Given exercise: Copy every line with the string "fluorescence" in it.

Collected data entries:
○ ○ ○ ○ ○
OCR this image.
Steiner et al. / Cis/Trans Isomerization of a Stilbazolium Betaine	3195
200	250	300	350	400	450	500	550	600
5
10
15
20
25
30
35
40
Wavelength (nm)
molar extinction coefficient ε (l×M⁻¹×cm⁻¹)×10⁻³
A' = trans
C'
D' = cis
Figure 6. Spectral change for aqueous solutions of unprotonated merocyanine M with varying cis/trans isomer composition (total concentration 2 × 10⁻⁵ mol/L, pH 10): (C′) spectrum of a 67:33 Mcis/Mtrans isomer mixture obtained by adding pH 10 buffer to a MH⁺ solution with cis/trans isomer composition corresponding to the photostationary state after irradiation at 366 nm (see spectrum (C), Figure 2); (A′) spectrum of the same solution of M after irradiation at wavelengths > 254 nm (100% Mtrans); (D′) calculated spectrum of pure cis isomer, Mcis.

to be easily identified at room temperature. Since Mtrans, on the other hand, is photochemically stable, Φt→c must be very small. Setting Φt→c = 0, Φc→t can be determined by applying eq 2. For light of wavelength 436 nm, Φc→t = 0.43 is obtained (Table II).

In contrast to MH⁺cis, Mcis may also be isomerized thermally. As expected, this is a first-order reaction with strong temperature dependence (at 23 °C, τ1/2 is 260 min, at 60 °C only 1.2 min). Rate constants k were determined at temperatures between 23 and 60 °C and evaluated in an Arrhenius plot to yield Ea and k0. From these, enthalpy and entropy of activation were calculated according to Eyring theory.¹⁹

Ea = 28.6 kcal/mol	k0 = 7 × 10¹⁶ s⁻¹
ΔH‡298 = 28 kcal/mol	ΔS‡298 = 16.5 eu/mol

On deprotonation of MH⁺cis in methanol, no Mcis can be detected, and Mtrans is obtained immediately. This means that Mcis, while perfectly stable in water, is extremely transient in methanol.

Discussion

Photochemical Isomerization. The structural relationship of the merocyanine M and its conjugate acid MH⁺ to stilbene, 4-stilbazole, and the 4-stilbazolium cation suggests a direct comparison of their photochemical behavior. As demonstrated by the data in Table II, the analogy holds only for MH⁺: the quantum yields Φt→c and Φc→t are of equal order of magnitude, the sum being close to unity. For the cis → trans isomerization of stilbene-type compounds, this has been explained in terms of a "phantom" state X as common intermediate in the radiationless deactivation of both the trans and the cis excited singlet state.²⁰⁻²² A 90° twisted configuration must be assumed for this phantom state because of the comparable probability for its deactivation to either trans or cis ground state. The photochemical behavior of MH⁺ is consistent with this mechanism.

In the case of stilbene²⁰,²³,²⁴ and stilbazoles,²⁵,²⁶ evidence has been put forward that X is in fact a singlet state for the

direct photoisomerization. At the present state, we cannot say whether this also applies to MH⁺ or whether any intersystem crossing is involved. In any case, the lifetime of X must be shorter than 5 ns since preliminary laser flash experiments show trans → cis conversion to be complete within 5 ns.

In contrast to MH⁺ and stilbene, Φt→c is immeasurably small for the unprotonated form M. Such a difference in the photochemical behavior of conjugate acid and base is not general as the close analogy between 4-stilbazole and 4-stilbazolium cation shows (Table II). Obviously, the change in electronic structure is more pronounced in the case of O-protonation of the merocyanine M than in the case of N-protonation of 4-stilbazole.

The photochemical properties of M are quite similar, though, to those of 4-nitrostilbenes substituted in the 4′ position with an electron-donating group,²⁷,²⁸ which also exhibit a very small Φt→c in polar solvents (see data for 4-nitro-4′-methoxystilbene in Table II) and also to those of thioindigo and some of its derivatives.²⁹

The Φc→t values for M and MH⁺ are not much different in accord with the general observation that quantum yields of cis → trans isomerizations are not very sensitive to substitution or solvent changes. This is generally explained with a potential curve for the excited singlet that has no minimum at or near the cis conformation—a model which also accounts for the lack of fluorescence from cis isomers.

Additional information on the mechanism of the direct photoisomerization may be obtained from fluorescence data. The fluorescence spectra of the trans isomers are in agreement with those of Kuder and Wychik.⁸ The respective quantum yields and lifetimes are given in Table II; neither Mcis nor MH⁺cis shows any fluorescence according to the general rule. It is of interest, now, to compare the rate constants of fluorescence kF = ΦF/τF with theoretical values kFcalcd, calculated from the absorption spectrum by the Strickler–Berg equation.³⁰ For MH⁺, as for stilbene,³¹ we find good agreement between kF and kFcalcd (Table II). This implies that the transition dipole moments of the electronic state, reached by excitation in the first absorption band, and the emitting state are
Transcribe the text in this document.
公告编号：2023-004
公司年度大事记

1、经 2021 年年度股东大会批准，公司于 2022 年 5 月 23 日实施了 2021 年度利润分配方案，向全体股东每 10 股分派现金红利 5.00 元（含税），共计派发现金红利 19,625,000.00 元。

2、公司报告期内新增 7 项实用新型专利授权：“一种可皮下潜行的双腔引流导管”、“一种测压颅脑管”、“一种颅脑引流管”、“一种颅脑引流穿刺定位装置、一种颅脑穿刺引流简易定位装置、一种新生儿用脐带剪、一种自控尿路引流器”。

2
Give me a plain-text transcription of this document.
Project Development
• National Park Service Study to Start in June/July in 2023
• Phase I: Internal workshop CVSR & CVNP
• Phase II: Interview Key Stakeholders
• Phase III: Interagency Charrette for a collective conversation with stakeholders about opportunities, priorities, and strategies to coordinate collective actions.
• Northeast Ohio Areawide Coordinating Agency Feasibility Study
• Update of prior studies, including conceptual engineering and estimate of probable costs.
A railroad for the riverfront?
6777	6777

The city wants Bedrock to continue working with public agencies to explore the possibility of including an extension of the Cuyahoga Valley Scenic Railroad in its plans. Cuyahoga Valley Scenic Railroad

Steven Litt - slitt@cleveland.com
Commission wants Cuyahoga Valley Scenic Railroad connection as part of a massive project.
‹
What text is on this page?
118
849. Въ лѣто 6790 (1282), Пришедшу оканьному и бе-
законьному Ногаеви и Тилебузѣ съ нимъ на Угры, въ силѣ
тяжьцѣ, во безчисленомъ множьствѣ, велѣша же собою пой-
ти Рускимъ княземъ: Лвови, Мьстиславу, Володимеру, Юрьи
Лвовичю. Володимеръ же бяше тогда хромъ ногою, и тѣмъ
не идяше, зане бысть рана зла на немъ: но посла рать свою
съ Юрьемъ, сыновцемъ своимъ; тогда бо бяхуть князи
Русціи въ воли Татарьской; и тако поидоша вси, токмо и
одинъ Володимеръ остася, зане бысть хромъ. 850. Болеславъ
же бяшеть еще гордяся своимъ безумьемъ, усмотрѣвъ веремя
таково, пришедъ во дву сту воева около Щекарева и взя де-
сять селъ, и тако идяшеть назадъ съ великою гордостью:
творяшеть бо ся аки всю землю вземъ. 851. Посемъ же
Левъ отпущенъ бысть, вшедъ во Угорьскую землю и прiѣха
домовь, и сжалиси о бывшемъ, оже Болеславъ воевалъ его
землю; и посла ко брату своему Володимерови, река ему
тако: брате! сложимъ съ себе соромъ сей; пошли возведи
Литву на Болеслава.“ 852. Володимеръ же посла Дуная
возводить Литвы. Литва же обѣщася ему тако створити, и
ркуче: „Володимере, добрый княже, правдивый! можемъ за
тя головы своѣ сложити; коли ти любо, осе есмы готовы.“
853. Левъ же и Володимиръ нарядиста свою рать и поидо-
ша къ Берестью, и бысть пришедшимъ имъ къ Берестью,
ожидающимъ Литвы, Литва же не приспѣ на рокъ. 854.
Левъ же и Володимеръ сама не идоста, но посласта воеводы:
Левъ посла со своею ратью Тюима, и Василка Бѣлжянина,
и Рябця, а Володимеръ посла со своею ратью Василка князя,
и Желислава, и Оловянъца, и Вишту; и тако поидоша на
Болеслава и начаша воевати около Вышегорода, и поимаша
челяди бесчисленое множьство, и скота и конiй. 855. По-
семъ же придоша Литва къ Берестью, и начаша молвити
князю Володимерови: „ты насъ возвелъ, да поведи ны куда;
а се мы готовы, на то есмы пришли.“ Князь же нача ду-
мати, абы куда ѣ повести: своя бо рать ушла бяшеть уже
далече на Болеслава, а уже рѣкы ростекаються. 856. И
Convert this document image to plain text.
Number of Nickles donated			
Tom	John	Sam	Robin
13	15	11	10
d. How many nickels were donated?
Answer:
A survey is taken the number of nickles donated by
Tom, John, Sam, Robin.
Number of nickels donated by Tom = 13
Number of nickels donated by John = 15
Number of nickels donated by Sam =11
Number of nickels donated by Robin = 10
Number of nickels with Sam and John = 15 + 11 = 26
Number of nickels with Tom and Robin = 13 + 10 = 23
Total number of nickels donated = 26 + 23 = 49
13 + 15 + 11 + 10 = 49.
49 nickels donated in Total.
○ ○ ○ ○ ○
Task output:
The Φc→t values for M and MH⁺ are not much different in accord with the general observation that quantum yields of cis → trans isomerizations are not very sensitive to substitution or solvent changes. This is generally explained with a potential curve for the excited singlet that has no minimum at or near the cis conformation—a model which also accounts for the lack of fluorescence from cis isomers.
Additional information on the mechanism of the direct photoisomerization may be obtained from fluorescence data. The fluorescence spectra of the trans isomers are in agreement with those of Kuder and Wychik.⁸ The respective quantum yields and lifetimes are given in Table II; neither Mcis nor MH⁺cis shows any fluorescence according to the general rule. It is of interest, now, to compare the rate constants of fluorescence kF = ΦF/τF with theoretical values kFcalcd, calculated from the absorption spectrum by the Strickler–Berg equation.³⁰ For MH⁺, as for stilbene,³¹ we find good agreement between kF and kFcalcd (Table II). This implies that the transition dipole moments of the electronic state, reached by excitation in the first absorption band, and the emitting state are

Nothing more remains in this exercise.